Textauszug
* * * * *

Festvortragende Anna Hennersperger, Direktorin des Seelsorgeamtes der Diözese Gurk-Klagenfurt,
stellte das Engagement der Pfarrgemeinderätinnen und -räte in den Mittelpunkt
Eisenstadt (martinus) – "Baut auf, ermutigt, spendet Trost": dieses Wort aus dem 1. Korintherbrief
(1 Kor 14,3b) diente der Festvortragenden im Rahmen der Festakademie am 11. November zum Martinsfest der Diözese
Eisenstadt, Direktorin Anna Hennersperger, als Leitton für einen Stärkungsimpuls, den sie an die Pfarrgemeinderätinnen
und -räte richtete: "Ihr gehört zum Reichtum der Kirche am Ort. Ihr leistet einen wichtigen Beitrag,
dass das kirchliche Leben vor Ort gestaltet wird. Ihr habt den Nahbereich des Lebensraumes im Blick, deutet diesen
im Lichte des Evangeliums und handelt entsprechend", so die Direktorin des Seelsorgeamtes der Diözese
Gurk-Klagenfurt, die den Festvortrag in der Eisenstädter Wirtschaftskammer hielt.

* * * * *

(Annotationen der Seitenelemente)
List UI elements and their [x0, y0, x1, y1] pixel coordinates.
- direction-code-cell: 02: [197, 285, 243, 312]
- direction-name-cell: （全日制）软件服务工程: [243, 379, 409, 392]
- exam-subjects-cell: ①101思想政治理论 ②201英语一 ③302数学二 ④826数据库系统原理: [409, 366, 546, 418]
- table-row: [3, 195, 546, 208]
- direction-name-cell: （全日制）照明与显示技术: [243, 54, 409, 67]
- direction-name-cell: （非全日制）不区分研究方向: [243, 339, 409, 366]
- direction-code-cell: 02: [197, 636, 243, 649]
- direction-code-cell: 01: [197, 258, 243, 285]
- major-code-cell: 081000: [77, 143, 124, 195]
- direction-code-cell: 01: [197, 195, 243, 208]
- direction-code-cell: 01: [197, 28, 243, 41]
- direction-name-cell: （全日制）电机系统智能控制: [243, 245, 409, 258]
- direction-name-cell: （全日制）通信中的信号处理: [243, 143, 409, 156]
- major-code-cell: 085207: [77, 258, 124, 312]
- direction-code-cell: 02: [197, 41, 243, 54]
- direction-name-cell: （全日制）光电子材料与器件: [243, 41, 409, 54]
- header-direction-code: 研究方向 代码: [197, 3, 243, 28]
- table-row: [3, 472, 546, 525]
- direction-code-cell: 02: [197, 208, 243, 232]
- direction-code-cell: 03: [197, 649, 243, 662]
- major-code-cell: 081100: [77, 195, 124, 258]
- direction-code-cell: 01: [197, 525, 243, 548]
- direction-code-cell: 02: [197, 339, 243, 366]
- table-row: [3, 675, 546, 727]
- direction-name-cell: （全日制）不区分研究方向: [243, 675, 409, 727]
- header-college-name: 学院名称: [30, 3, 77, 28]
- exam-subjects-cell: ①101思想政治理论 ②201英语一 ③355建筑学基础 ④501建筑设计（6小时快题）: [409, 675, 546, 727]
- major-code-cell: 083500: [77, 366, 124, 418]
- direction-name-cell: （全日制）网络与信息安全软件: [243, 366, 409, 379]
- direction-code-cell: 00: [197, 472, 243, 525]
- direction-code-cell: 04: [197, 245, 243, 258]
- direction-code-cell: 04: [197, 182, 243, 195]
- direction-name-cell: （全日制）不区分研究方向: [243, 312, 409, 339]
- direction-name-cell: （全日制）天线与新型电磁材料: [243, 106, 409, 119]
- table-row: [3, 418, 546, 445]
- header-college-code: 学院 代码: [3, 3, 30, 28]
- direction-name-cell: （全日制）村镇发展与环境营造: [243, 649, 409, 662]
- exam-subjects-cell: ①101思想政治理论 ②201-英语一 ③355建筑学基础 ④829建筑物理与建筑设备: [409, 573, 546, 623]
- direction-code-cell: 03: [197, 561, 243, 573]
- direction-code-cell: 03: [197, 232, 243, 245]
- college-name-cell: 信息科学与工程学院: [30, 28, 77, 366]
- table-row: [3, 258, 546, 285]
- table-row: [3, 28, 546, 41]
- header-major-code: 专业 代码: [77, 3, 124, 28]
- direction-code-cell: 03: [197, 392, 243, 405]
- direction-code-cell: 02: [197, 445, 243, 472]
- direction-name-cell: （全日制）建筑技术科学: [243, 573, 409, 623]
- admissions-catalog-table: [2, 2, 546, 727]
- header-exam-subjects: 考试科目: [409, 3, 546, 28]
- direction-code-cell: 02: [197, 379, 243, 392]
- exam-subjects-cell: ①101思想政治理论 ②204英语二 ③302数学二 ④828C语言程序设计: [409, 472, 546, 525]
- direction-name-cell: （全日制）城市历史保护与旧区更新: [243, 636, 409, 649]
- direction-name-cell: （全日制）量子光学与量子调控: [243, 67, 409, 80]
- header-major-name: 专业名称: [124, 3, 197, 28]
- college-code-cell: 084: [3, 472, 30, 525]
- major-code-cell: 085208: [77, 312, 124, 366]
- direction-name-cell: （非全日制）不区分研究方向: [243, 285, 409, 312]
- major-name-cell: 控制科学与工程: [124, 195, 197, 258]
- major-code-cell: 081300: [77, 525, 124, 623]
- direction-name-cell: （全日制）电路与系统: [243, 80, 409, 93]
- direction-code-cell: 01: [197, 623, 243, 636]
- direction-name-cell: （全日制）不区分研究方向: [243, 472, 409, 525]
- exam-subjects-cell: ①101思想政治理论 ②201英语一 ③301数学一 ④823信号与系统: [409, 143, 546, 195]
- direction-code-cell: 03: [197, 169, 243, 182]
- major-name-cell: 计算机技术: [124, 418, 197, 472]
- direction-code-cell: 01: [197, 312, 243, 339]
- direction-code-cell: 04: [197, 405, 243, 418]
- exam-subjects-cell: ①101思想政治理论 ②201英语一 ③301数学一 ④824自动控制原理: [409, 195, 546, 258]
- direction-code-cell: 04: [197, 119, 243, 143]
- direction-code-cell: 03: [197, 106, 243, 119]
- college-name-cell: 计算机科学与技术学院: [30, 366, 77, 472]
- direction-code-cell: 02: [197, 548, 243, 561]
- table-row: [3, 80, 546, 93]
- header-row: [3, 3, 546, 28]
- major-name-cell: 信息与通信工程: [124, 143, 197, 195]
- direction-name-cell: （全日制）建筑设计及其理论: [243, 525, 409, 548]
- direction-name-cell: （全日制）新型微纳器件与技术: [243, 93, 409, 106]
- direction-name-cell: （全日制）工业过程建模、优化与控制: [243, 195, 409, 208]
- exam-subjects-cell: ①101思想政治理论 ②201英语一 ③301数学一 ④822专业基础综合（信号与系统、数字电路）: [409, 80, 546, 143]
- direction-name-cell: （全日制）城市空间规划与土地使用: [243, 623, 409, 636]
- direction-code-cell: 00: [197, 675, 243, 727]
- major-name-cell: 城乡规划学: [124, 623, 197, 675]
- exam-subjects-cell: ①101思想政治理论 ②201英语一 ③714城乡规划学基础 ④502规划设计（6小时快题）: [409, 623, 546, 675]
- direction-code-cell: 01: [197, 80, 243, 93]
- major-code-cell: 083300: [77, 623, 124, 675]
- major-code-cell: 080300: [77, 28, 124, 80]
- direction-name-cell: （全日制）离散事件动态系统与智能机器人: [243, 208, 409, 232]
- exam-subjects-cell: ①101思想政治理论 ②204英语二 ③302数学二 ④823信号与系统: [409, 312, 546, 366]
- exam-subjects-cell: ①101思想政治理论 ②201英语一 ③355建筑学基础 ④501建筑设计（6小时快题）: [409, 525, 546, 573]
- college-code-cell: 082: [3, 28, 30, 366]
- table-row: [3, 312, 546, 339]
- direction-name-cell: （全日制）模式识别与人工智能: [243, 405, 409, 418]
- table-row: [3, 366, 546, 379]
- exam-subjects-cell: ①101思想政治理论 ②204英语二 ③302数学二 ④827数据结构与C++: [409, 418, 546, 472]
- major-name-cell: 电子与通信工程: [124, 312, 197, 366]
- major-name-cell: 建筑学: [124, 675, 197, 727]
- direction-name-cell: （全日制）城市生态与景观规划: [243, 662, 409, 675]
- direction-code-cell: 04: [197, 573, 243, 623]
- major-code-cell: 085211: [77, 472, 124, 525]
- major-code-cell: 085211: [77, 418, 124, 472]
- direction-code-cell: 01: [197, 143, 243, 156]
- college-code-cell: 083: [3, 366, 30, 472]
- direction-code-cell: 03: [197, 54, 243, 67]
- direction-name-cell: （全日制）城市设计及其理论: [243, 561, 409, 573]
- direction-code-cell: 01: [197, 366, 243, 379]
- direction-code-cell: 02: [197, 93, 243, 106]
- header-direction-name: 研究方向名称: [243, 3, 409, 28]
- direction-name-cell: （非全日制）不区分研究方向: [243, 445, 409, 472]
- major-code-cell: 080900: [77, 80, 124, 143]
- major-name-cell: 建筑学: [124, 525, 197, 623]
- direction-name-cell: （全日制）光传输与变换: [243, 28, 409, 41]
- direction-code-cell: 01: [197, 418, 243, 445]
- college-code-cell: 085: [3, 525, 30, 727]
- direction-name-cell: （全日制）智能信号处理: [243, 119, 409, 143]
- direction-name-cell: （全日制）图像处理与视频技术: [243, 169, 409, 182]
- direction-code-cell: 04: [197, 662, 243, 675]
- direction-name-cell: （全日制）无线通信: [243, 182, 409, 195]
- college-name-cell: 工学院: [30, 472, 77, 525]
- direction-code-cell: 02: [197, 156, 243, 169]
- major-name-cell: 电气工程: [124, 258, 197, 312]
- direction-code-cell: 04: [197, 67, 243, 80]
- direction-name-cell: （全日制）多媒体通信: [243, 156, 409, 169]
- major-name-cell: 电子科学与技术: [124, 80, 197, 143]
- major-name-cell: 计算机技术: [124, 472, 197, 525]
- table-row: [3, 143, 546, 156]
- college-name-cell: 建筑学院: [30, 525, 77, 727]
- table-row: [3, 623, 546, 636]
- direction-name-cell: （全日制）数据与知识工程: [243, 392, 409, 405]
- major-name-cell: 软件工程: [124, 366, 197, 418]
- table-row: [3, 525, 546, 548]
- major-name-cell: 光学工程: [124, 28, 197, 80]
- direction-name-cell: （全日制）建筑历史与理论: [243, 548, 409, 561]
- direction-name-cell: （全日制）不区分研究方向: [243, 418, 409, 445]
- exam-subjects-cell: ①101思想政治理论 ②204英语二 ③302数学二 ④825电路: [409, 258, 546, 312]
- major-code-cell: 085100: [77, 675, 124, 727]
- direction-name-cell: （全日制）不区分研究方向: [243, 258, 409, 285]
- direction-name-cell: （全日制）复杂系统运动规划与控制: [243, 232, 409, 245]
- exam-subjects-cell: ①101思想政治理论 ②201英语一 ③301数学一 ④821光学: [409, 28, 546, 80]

* * * * *

Aufgaben
A – An welchem Ort hielt Anna Hennersperger laut dem Textauszug zum Martinsfest ihren Festvortrag?
B – Erkläre in ein bis drei Sätzen, worin die Pfarrgemeinderätinnen und -räte laut dem Textauszug zum Martinsfest einen wichtigen Beitrag leisten.
C – Schreibe den Textauszug über den Festvortrag zum Martinsfest weiter.

Antworten
A – In der Eisenstädter Wirtschaftskammer.

B – Sie tragen dazu bei, dass das kirchliche Leben vor Ort gestaltet wird. Dafür haben sie den Nahbereich des Lebensraumes im Blick, deuten ihn im Lichte des Evangeliums und handeln entsprechend.

C –
Grußwort des Bischofs: Martin viel mehr als ein "Gansl-Patron"
Beendet wurde die Festakademie mit dem Grußwort von Diözesanbischof Ägidius J. Zsifkovics,
der auf die Impulskraft des heiligen Martin für unsere heutige Lebens- und Glaubenswelt verwies. Martinus
sei ein Lehrmeister für die Schärfung eines zugleich realistischen wie empathischen Blickes auf die Welt
und das Erkennen der Sorgen und Nöte anderer. Er sei zugleich ein Lehrmeister für eine offene Haltung
gegenüber gesellschaftlichen Umbrüchen, denen man sich mit Kreativität und Einsatzfreude und ohne
Festklammern an Überkommenem stellen müsse. "Unser Diözesan- und Landespatron Martin ist viel
mehr als ein gefälliger ‚Gansl-Patron’ für die Gastronomie. Sein Leben ist eine Anleitung, wie wir gerade
heute den Wunden einer politisch, ökonomisch und ökologisch blutenden Welt begegnen können, um sie
ein Stück besser zu machen", so der Bischof.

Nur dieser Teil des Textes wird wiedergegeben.